▶ [EXERCISE] Locate every line in the listing below that contains the string "axis", with case counting, and copy each of those lines.

▶ [Rows from a layout dataset]
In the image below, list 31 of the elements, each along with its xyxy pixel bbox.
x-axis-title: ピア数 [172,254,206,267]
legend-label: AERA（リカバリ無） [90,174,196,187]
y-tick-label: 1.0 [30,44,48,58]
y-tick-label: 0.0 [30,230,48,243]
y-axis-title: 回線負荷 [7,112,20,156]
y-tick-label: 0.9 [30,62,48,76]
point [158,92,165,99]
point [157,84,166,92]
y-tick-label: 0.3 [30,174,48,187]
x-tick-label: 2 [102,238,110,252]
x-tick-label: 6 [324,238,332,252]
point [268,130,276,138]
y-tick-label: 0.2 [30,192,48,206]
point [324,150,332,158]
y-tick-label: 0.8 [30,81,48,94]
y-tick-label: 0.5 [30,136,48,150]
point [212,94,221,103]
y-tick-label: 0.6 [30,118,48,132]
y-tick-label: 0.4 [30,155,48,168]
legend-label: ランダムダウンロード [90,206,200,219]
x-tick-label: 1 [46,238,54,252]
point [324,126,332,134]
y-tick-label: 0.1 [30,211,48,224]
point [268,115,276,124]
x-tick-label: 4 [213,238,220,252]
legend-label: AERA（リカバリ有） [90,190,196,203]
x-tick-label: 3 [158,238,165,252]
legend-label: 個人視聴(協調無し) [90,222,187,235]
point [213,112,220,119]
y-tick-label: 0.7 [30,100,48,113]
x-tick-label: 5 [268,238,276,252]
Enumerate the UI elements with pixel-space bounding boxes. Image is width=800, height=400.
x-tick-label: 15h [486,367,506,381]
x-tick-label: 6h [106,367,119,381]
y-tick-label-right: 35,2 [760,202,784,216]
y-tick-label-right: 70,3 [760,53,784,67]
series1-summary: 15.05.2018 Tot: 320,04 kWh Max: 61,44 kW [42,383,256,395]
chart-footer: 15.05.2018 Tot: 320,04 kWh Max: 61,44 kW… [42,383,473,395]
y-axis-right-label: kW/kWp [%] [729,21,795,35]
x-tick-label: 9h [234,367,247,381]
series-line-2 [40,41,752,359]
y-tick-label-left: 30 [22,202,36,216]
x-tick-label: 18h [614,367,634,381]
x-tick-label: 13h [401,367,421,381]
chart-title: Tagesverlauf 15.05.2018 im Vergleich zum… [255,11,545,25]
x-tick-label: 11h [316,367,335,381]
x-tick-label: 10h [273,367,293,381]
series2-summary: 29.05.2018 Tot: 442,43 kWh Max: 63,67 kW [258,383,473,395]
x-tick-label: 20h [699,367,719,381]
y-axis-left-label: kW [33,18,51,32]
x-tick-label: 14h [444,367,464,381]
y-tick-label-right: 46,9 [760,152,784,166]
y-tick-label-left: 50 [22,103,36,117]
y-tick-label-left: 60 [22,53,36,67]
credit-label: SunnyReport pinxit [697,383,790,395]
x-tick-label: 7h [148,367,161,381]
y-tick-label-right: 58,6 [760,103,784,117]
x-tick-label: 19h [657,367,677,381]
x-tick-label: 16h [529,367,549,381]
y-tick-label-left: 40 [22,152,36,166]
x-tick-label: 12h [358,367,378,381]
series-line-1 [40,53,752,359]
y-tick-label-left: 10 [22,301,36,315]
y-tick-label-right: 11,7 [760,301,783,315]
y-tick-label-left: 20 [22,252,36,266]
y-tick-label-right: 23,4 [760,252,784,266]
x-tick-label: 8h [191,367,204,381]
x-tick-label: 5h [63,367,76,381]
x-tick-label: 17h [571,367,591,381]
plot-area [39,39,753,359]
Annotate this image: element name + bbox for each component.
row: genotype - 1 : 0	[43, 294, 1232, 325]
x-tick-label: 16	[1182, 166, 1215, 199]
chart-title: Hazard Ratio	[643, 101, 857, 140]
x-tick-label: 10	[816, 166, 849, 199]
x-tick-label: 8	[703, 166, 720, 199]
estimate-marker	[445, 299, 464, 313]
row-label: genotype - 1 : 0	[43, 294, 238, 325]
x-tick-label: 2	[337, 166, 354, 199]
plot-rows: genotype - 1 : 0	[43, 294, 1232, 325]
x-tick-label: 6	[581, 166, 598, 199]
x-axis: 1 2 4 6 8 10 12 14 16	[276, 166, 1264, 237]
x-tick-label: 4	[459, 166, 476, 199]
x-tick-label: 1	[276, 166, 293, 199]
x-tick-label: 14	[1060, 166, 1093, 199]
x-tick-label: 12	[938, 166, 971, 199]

▶ [RESPONSE]
x-axis-title: ピア数 [172,254,206,267]
y-axis-title: 回線負荷 [7,112,20,156]
y-axis-right-label: kW/kWp [%] [729,21,795,35]
y-axis-left-label: kW [33,18,51,32]
x-axis: 1 2 4 6 8 10 12 14 16	[276, 166, 1264, 237]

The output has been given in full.